BEGIN INPUT RECORDS
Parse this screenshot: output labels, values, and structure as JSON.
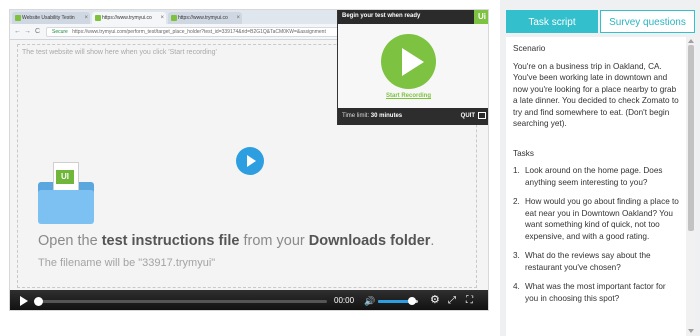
{
  "browser": {
    "tabs": [
      {
        "label": "Website Usability Testin"
      },
      {
        "label": "https://www.trymyui.co"
      },
      {
        "label": "https://www.trymyui.co"
      }
    ],
    "address_secure": "Secure",
    "address_url": "https://www.trymyui.com/perform_test/target_place_holder?test_id=339174&rid=B2G1Q&TaCM0KW=&assignment",
    "nav": {
      "back": "←",
      "forward": "→",
      "reload": "C"
    }
  },
  "test_page": {
    "placeholder": "The test website will show here when you click 'Start recording'",
    "instruction_pre": "Open the ",
    "instruction_b1": "test instructions file",
    "instruction_mid": " from your ",
    "instruction_b2": "Downloads folder",
    "instruction_end": ".",
    "filename": "The filename will be \"33917.trymyui\"",
    "folder_badge": "UI"
  },
  "recorder": {
    "title": "Begin your test when ready",
    "logo": "Ui",
    "start_label": "Start Recording",
    "time_limit_prefix": "Time limit: ",
    "time_limit_value": "30 minutes",
    "quit_label": "QUIT"
  },
  "video_controls": {
    "time": "00:00",
    "progress": 0.0,
    "volume": 0.85,
    "icons": {
      "volume": "🔊",
      "settings": "⚙",
      "fullscreen": "⤢",
      "expand": "⛶"
    }
  },
  "panel": {
    "tab_active": "Task script",
    "tab_inactive": "Survey questions",
    "scenario_heading": "Scenario",
    "scenario_text": "You're on a business trip in Oakland, CA. You've been working late in downtown and now you're looking for a place nearby to grab a late dinner. You decided to check Zomato to try and find somewhere to eat. (Don't begin searching yet).",
    "tasks_heading": "Tasks",
    "tasks": [
      {
        "num": "1.",
        "text": "Look around on the home page. Does anything seem interesting to you?"
      },
      {
        "num": "2.",
        "text": "How would you go about finding a place to eat near you in Downtown Oakland? You want something kind of quick, not too expensive, and with a good rating."
      },
      {
        "num": "3.",
        "text": "What do the reviews say about the restaurant you've chosen?"
      },
      {
        "num": "4.",
        "text": "What was the most important factor for you in choosing this spot?"
      }
    ]
  },
  "colors": {
    "accent": "#33bfcc",
    "record_green": "#7ec242",
    "video_play": "#2d9fe0"
  }
}
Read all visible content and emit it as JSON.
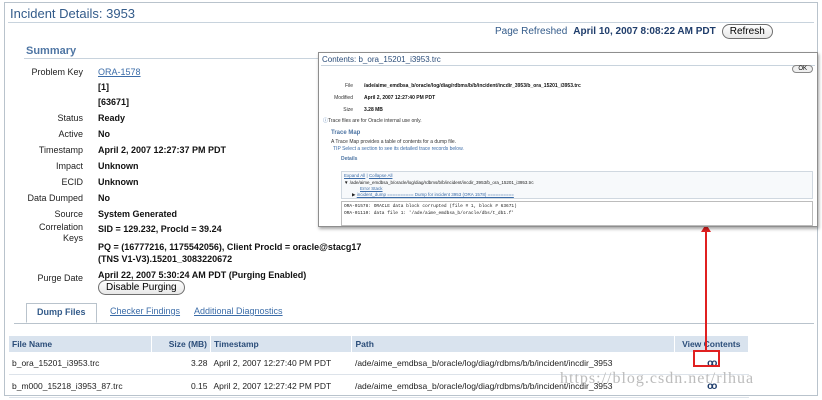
{
  "page": {
    "title": "Incident Details: 3953",
    "refresh_label": "Page Refreshed",
    "refresh_time": "April 10, 2007 8:08:22 AM PDT",
    "refresh_button": "Refresh"
  },
  "summary": {
    "heading": "Summary",
    "problem_key_label": "Problem Key",
    "problem_key_link": "ORA-1578",
    "problem_key_line2": "[1]",
    "problem_key_line3": "[63671]",
    "status_label": "Status",
    "status_value": "Ready",
    "active_label": "Active",
    "active_value": "No",
    "timestamp_label": "Timestamp",
    "timestamp_value": "April 2, 2007 12:27:37 PM PDT",
    "impact_label": "Impact",
    "impact_value": "Unknown",
    "ecid_label": "ECID",
    "ecid_value": "Unknown",
    "data_dumped_label": "Data Dumped",
    "data_dumped_value": "No",
    "source_label": "Source",
    "source_value": "System Generated",
    "correlation_label_1": "Correlation",
    "correlation_label_2": "Keys",
    "correlation_line1": "SID = 129.232, ProcId = 39.24",
    "correlation_line2": "PQ = (16777216, 1175542056), Client ProcId = oracle@stacg17",
    "correlation_line3": "(TNS V1-V3).15201_3083220672",
    "purge_label": "Purge Date",
    "purge_value": "April 22, 2007 5:30:24 AM PDT (Purging Enabled)",
    "disable_purging_button": "Disable Purging"
  },
  "tabs": {
    "dump_files": "Dump Files",
    "checker_findings": "Checker Findings",
    "additional_diagnostics": "Additional Diagnostics"
  },
  "table": {
    "headers": [
      "File Name",
      "Size (MB)",
      "Timestamp",
      "Path",
      "View Contents"
    ],
    "rows": [
      [
        "b_ora_15201_i3953.trc",
        "3.28",
        "April 2, 2007 12:27:40 PM PDT",
        "/ade/aime_emdbsa_b/oracle/log/diag/rdbms/b/b/incident/incdir_3953"
      ],
      [
        "b_m000_15218_i3953_87.trc",
        "0.15",
        "April 2, 2007 12:27:42 PM PDT",
        "/ade/aime_emdbsa_b/oracle/log/diag/rdbms/b/b/incident/incdir_3953"
      ]
    ]
  },
  "popup": {
    "title": "Contents: b_ora_15201_i3953.trc",
    "ok_button": "OK",
    "file_label": "File",
    "file_value": "/ade/aime_emdbsa_b/oracle/log/diag/rdbms/b/b/incident/incdir_3953/b_ora_15201_i3953.trc",
    "modified_label": "Modified",
    "modified_value": "April 2, 2007 12:27:40 PM PDT",
    "size_label": "Size",
    "size_value": "3.28 MB",
    "note": "Trace files are for Oracle internal use only.",
    "trace_map_heading": "Trace Map",
    "trace_map_desc": "A Trace Map provides a table of contents for a dump file.",
    "tip": "TIP Select a section to see its detailed trace records below.",
    "details_heading": "Details",
    "expand_all": "Expand All",
    "collapse_all": "Collapse All",
    "tree_line1": "/ade/aime_emdbsa_b/oracle/log/diag/rdbms/b/b/incident/incdir_3953/b_ora_15201_i3953.trc",
    "tree_line2": "Error Stack",
    "tree_line3": "incident_dump ========== Dump for incident 3953 (ORA 1578) ==========",
    "out_line1": "ORA-01578: ORACLE data block corrupted (file # 1, block # 63671)",
    "out_line2": "ORA-01110: data file 1: '/ade/aime_emdbsa_b/oracle/dbs/t_db1.f'"
  },
  "watermark": "https://blog.csdn.net/rlhua",
  "colors": {
    "accent": "#335b8a",
    "highlight": "#e02020",
    "header_bg": "#d9e3ee"
  }
}
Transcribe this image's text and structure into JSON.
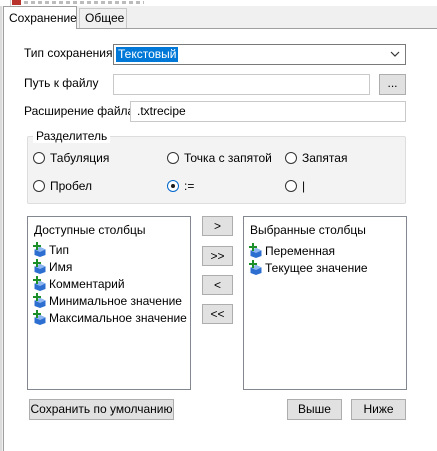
{
  "window": {
    "app_icon": "m-app-icon"
  },
  "tabs": [
    {
      "label": "Сохранение",
      "active": true
    },
    {
      "label": "Общее",
      "active": false
    }
  ],
  "form": {
    "save_type": {
      "label": "Тип сохранения",
      "value": "Текстовый",
      "options": [
        "Текстовый"
      ]
    },
    "file_path": {
      "label": "Путь к файлу",
      "value": "",
      "browse_label": "..."
    },
    "file_ext": {
      "label": "Расширение файла",
      "value": ".txtrecipe"
    }
  },
  "separator": {
    "label": "Разделитель",
    "options": [
      {
        "label": "Табуляция",
        "checked": false
      },
      {
        "label": "Точка с запятой",
        "checked": false
      },
      {
        "label": "Запятая",
        "checked": false
      },
      {
        "label": "Пробел",
        "checked": false
      },
      {
        "label": ":=",
        "checked": true
      },
      {
        "label": "|",
        "checked": false
      }
    ]
  },
  "available": {
    "header": "Доступные столбцы",
    "items": [
      "Тип",
      "Имя",
      "Комментарий",
      "Минимальное значение",
      "Максимальное значение"
    ]
  },
  "selected": {
    "header": "Выбранные столбцы",
    "items": [
      "Переменная",
      "Текущее значение"
    ]
  },
  "move_buttons": {
    "add": ">",
    "add_all": ">>",
    "remove": "<",
    "remove_all": "<<"
  },
  "footer": {
    "save_default": "Сохранить по умолчанию",
    "up": "Выше",
    "down": "Ниже"
  },
  "colors": {
    "accent": "#0078d7",
    "icon_plus": "#1c8f2a",
    "icon_cube": "#2d6fd0"
  },
  "icons": {
    "column_item": "add-column-cube-icon",
    "dropdown": "chevron-down-icon"
  }
}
END INPUT RECORDS
--- TASK TO COMPLETE ---
Where a line in the entries holds the word "Purging", copy that line.

--- THE RESULT ---
    "purge_value": "April 22, 2007 5:30:24 AM PDT (Purging Enabled)",
    "disable_purging_button": "Disable Purging"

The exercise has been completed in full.